(Directions):
Do not include the pictures; repeat the rest of the data exactly.

::: Data provided

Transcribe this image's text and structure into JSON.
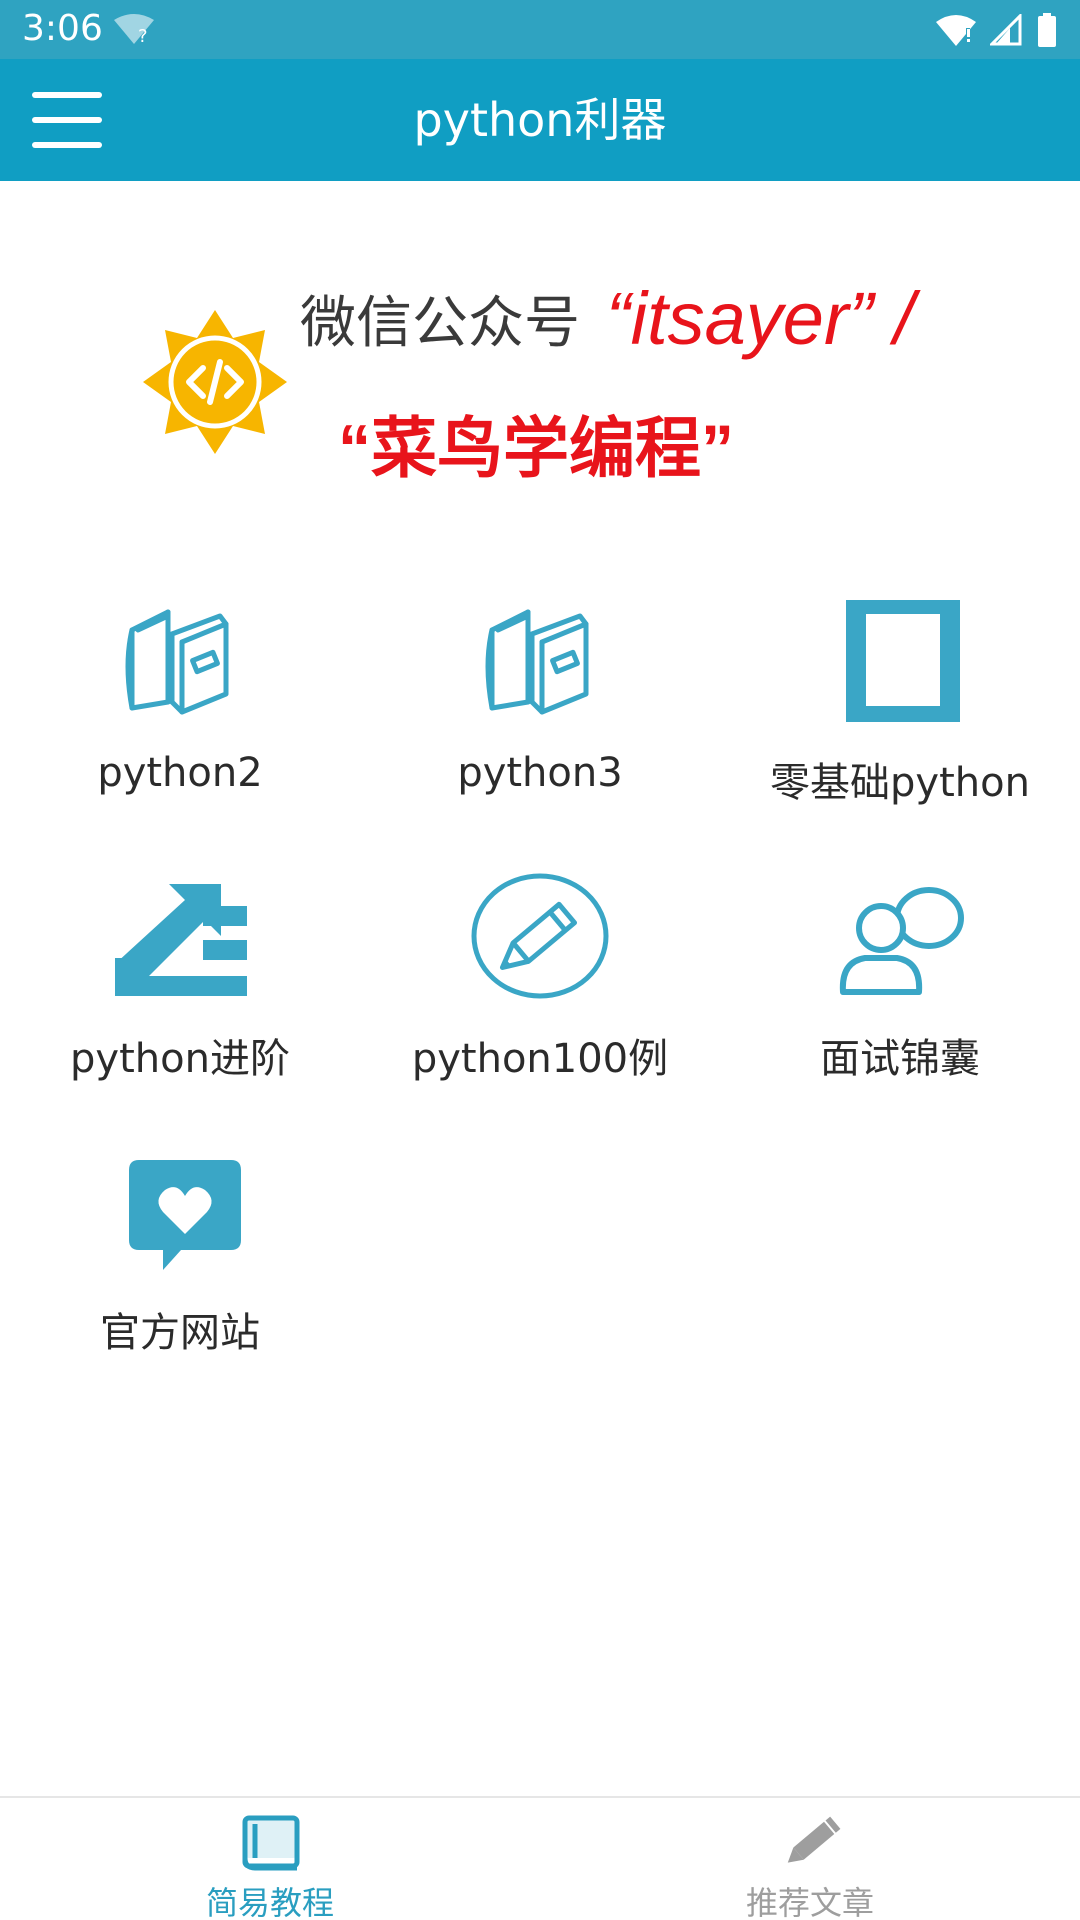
{
  "status_bar": {
    "time": "3:06"
  },
  "app_bar": {
    "title": "python利器"
  },
  "banner": {
    "line1_prefix": "微信公众号",
    "line1_highlight": "“itsayer”  /",
    "line2": "“菜鸟学编程”"
  },
  "grid": {
    "items": [
      {
        "label": "python2",
        "icon": "books-icon"
      },
      {
        "label": "python3",
        "icon": "books-icon"
      },
      {
        "label": "零基础python",
        "icon": "square-frame-icon"
      },
      {
        "label": "python进阶",
        "icon": "trending-list-icon"
      },
      {
        "label": "python100例",
        "icon": "pencil-circle-icon"
      },
      {
        "label": "面试锦囊",
        "icon": "user-chat-icon"
      },
      {
        "label": "官方网站",
        "icon": "heart-message-icon"
      }
    ]
  },
  "bottom_nav": {
    "items": [
      {
        "label": "简易教程",
        "icon": "book-icon",
        "active": true
      },
      {
        "label": "推荐文章",
        "icon": "pencil-icon",
        "active": false
      }
    ]
  },
  "colors": {
    "status_bar": "#2fa3c1",
    "app_bar": "#109ec3",
    "icon_blue": "#3aa6c6",
    "banner_red": "#e8141b",
    "logo_yellow": "#f7b500",
    "nav_active": "#2a9ec0",
    "nav_inactive": "#9e9e9e"
  }
}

::::::

(Output for this exercise):
Transcribe this image's text and structure into JSON.
{
  "status_bar": {
    "time": "3:06"
  },
  "app_bar": {
    "title": "python利器"
  },
  "banner": {
    "line1_prefix": "微信公众号",
    "line1_highlight": "“itsayer”  /",
    "line2": "“菜鸟学编程”"
  },
  "grid": {
    "items": [
      {
        "label": "python2",
        "icon": "books-icon"
      },
      {
        "label": "python3",
        "icon": "books-icon"
      },
      {
        "label": "零基础python",
        "icon": "square-frame-icon"
      },
      {
        "label": "python进阶",
        "icon": "trending-list-icon"
      },
      {
        "label": "python100例",
        "icon": "pencil-circle-icon"
      },
      {
        "label": "面试锦囊",
        "icon": "user-chat-icon"
      },
      {
        "label": "官方网站",
        "icon": "heart-message-icon"
      }
    ]
  },
  "bottom_nav": {
    "items": [
      {
        "label": "简易教程",
        "icon": "book-icon",
        "active": true
      },
      {
        "label": "推荐文章",
        "icon": "pencil-icon",
        "active": false
      }
    ]
  },
  "colors": {
    "status_bar": "#2fa3c1",
    "app_bar": "#109ec3",
    "icon_blue": "#3aa6c6",
    "banner_red": "#e8141b",
    "logo_yellow": "#f7b500",
    "nav_active": "#2a9ec0",
    "nav_inactive": "#9e9e9e"
  }
}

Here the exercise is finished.